> _DATA TO PROCESS_:
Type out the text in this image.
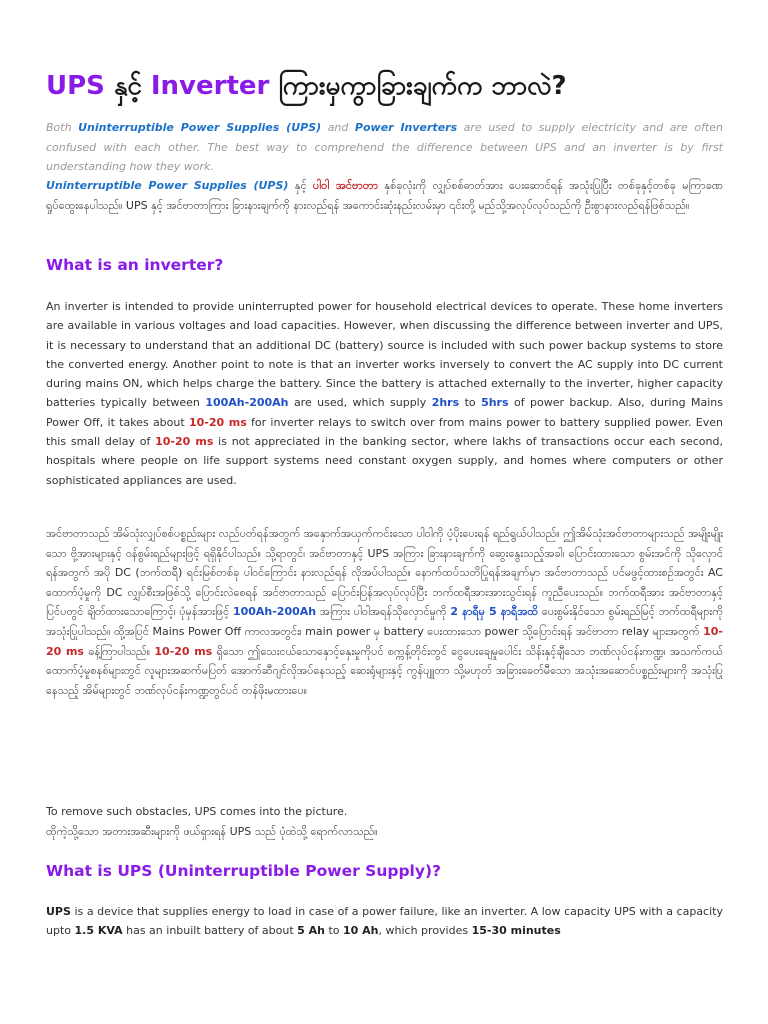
UPS နှင့် Inverter ကြားမှကွာခြားချက်က ဘာလဲ?
Both Uninterruptible Power Supplies (UPS) and Power Inverters are used to supply electricity and are often confused with each other. The best way to comprehend the difference between UPS and an inverter is by first understanding how they work.
Uninterruptible Power Supplies (UPS) နှင့် ပါဝါ အင်ဗာတာ နှစ်ခုလုံးကို လျှပ်စစ်ဓာတ်အား ပေးဆောင်ရန် အသုံးပြုပြီး တစ်ခုနှင့်တစ်ခု မကြာခဏ ရှုပ်ထွေးနေပါသည်။ UPS နှင့် အင်ဗာတာကြား ခြားနားချက်ကို နားလည်ရန် အကောင်းဆုံးနည်းလမ်းမှာ ၎င်းတို့ မည်သို့အလုပ်လုပ်သည်ကို ဦးစွာနားလည်ရန်ဖြစ်သည်။
What is an inverter?
An inverter is intended to provide uninterrupted power for household electrical devices to operate. These home inverters are available in various voltages and load capacities. However, when discussing the difference between inverter and UPS, it is necessary to understand that an additional DC (battery) source is included with such power backup systems to store the converted energy. Another point to note is that an inverter works inversely to convert the AC supply into DC current during mains ON, which helps charge the battery. Since the battery is attached externally to the inverter, higher capacity batteries typically between 100Ah-200Ah are used, which supply 2hrs to 5hrs of power backup. Also, during Mains Power Off, it takes about 10-20 ms for inverter relays to switch over from mains power to battery supplied power. Even this small delay of 10-20 ms is not appreciated in the banking sector, where lakhs of transactions occur each second, hospitals where people on life support systems need constant oxygen supply, and homes where computers or other sophisticated appliances are used.
အင်ဗာတာသည် အိမ်သုံးလျှပ်စစ်ပစ္စည်းများ လည်ပတ်ရန်အတွက် အနှောက်အယှက်ကင်းသော ပါဝါကို ပံ့ပိုးပေးရန် ရည်ရွယ်ပါသည်။ ဤအိမ်သုံးအင်ဗာတာများသည် အမျိုးမျိုးသော ဗို့အားများနှင့် ဝန်စွမ်းရည်များဖြင့် ရရှိနိုင်ပါသည်။ သို့ရာတွင်၊ အင်ဗာတာနှင့် UPS အကြား ခြားနားချက်ကို ဆွေးနွေးသည့်အခါ၊ ပြောင်းထားသော စွမ်းအင်ကို သိုလှောင်ရန်အတွက် အပို DC (ဘက်ထရီ) ရင်းမြစ်တစ်ခု ပါဝင်ကြောင်း နားလည်ရန် လိုအပ်ပါသည်။ နောက်ထပ်သတိပြုရန်အချက်မှာ အင်ဗာတာသည် ပင်မဖွင့်ထားစဉ်အတွင်း AC ထောက်ပံ့မှုကို DC လျှပ်စီးအဖြစ်သို့ ပြောင်းလဲစေရန် အင်ဗာတာသည် ပြောင်းပြန်အလုပ်လုပ်ပြီး ဘက်ထရီအားအားသွင်းရန် ကူညီပေးသည်။ ဘက်ထရီအား အင်ဗာတာနှင့် ပြင်ပတွင် ချိတ်ထားသောကြောင့်၊ ပုံမှန်အားဖြင့် 100Ah-200Ah အကြား ပါဝါအရန်သိုလှောင်မှုကို 2 နာရီမှ 5 နာရီအထိ ပေးစွမ်းနိုင်သော စွမ်းရည်မြင့် ဘက်ထရီများကို အသုံးပြုပါသည်။ ထို့အပြင် Mains Power Off ကာလအတွင်း၊ main power မှ battery ပေးထားသော power သို့ပြောင်းရန် အင်ဗာတာ relay များအတွက် 10-20 ms ခန့်ကြာပါသည်။ 10-20 ms ရှိသော ဤသေးငယ်သောနှောင့်နှေးမှုကိုပင် စက္ကန့်တိုင်းတွင် ငွေပေးချေမှုပေါင်း သိန်းနှင့်ချီသော ဘဏ်လုပ်ငန်းကဏ္ဍ၊ အသက်ကယ်ထောက်ပံ့မှုစနစ်များတွင် လူများအဆက်မပြတ် အောက်ဆီဂျင်လိုအပ်နေသည့် ဆေးရုံများနှင့် ကွန်ပျူတာ သို့မဟုတ် အခြားခေတ်မီသော အသုံးအဆောင်ပစ္စည်းများကို အသုံးပြုနေသည့် အိမ်များတွင် ဘဏ်လုပ်ငန်းကဏ္ဍတွင်ပင် တန်ဖိုးမထားပေ။
To remove such obstacles, UPS comes into the picture.
ထိုကဲ့သို့သော အတားအဆီးများကို ဖယ်ရှားရန် UPS သည် ပုံထဲသို့ ရောက်လာသည်။
What is UPS (Uninterruptible Power Supply)?
UPS is a device that supplies energy to load in case of a power failure, like an inverter. A low capacity UPS with a capacity upto 1.5 KVA has an inbuilt battery of about 5 Ah to 10 Ah, which provides 15-30 minutes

> _BRIEF_: How many lines of the listing include the string "What"? Answer with the number alone.

> _TASK RESPONSE_: 2